--- GOAL ---
Would you retype all of these records exactly?

Dataset records

------------------------

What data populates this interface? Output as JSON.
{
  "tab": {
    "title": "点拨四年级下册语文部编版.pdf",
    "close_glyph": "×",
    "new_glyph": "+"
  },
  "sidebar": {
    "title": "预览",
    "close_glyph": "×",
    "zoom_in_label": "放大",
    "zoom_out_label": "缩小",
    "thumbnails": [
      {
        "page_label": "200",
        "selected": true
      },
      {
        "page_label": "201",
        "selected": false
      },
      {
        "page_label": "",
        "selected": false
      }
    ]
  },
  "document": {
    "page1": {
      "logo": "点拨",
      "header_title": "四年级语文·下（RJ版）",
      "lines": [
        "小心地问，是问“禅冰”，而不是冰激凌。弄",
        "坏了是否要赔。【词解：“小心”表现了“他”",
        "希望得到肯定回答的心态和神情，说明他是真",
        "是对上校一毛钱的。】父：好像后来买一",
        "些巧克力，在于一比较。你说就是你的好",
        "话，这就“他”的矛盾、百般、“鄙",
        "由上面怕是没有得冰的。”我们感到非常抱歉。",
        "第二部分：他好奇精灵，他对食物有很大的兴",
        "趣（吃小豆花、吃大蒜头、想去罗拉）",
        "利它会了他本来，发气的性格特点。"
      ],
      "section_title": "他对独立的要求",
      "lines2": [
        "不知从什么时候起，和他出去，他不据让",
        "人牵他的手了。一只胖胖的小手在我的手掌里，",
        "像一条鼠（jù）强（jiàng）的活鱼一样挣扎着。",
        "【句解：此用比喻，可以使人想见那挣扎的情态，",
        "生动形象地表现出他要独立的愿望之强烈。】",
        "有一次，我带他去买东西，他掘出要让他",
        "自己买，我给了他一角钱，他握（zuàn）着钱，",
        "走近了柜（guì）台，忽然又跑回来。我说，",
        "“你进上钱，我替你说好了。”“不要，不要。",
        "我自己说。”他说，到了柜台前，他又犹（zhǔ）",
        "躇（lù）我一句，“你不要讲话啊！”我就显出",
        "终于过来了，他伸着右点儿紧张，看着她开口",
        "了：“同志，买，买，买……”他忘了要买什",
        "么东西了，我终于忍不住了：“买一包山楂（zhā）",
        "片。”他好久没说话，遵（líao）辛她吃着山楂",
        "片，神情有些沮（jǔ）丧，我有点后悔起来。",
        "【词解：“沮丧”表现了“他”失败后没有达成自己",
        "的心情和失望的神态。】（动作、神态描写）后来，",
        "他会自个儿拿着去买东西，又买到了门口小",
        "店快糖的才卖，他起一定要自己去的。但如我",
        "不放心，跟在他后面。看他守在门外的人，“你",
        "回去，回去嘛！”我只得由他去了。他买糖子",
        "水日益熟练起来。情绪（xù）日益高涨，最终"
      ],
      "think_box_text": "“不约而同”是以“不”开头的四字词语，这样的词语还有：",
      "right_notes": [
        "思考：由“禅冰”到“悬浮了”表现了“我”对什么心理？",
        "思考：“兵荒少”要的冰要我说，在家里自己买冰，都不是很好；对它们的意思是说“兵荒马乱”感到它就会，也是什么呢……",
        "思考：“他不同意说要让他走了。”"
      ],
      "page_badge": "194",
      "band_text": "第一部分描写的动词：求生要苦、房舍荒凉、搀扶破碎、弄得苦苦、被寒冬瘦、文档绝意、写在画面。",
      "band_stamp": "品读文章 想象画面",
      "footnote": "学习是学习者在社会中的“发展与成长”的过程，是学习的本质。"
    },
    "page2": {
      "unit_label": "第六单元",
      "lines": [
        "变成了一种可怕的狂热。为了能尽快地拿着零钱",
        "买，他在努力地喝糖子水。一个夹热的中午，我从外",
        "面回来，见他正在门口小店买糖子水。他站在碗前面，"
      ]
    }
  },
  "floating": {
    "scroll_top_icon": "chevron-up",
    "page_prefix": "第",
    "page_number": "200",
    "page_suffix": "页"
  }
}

------------------------

--- RESULT OF THE TASK ---
What data populates this interface? Output as JSON.
{
  "tab": {
    "title": "点拨四年级下册语文部编版.pdf",
    "close_glyph": "×",
    "new_glyph": "+"
  },
  "sidebar": {
    "title": "预览",
    "close_glyph": "×",
    "zoom_in_label": "放大",
    "zoom_out_label": "缩小",
    "thumbnails": [
      {
        "page_label": "200",
        "selected": true
      },
      {
        "page_label": "201",
        "selected": false
      },
      {
        "page_label": "",
        "selected": false
      }
    ]
  },
  "document": {
    "page1": {
      "logo": "点拨",
      "header_title": "四年级语文·下（RJ版）",
      "lines": [
        "小心地问，是问“禅冰”，而不是冰激凌。弄",
        "坏了是否要赔。【词解：“小心”表现了“他”",
        "希望得到肯定回答的心态和神情，说明他是真",
        "是对上校一毛钱的。】父：好像后来买一",
        "些巧克力，在于一比较。你说就是你的好",
        "话，这就“他”的矛盾、百般、“鄙",
        "由上面怕是没有得冰的。”我们感到非常抱歉。",
        "第二部分：他好奇精灵，他对食物有很大的兴",
        "趣（吃小豆花、吃大蒜头、想去罗拉）",
        "利它会了他本来，发气的性格特点。"
      ],
      "section_title": "他对独立的要求",
      "lines2": [
        "不知从什么时候起，和他出去，他不据让",
        "人牵他的手了。一只胖胖的小手在我的手掌里，",
        "像一条鼠（jù）强（jiàng）的活鱼一样挣扎着。",
        "【句解：此用比喻，可以使人想见那挣扎的情态，",
        "生动形象地表现出他要独立的愿望之强烈。】",
        "有一次，我带他去买东西，他掘出要让他",
        "自己买，我给了他一角钱，他握（zuàn）着钱，",
        "走近了柜（guì）台，忽然又跑回来。我说，",
        "“你进上钱，我替你说好了。”“不要，不要。",
        "我自己说。”他说，到了柜台前，他又犹（zhǔ）",
        "躇（lù）我一句，“你不要讲话啊！”我就显出",
        "终于过来了，他伸着右点儿紧张，看着她开口",
        "了：“同志，买，买，买……”他忘了要买什",
        "么东西了，我终于忍不住了：“买一包山楂（zhā）",
        "片。”他好久没说话，遵（líao）辛她吃着山楂",
        "片，神情有些沮（jǔ）丧，我有点后悔起来。",
        "【词解：“沮丧”表现了“他”失败后没有达成自己",
        "的心情和失望的神态。】（动作、神态描写）后来，",
        "他会自个儿拿着去买东西，又买到了门口小",
        "店快糖的才卖，他起一定要自己去的。但如我",
        "不放心，跟在他后面。看他守在门外的人，“你",
        "回去，回去嘛！”我只得由他去了。他买糖子",
        "水日益熟练起来。情绪（xù）日益高涨，最终"
      ],
      "think_box_text": "“不约而同”是以“不”开头的四字词语，这样的词语还有：",
      "right_notes": [
        "思考：由“禅冰”到“悬浮了”表现了“我”对什么心理？",
        "思考：“兵荒少”要的冰要我说，在家里自己买冰，都不是很好；对它们的意思是说“兵荒马乱”感到它就会，也是什么呢……",
        "思考：“他不同意说要让他走了。”"
      ],
      "page_badge": "194",
      "band_text": "第一部分描写的动词：求生要苦、房舍荒凉、搀扶破碎、弄得苦苦、被寒冬瘦、文档绝意、写在画面。",
      "band_stamp": "品读文章 想象画面",
      "footnote": "学习是学习者在社会中的“发展与成长”的过程，是学习的本质。"
    },
    "page2": {
      "unit_label": "第六单元",
      "lines": [
        "变成了一种可怕的狂热。为了能尽快地拿着零钱",
        "买，他在努力地喝糖子水。一个夹热的中午，我从外",
        "面回来，见他正在门口小店买糖子水。他站在碗前面，"
      ]
    }
  },
  "floating": {
    "scroll_top_icon": "chevron-up",
    "page_prefix": "第",
    "page_number": "200",
    "page_suffix": "页"
  }
}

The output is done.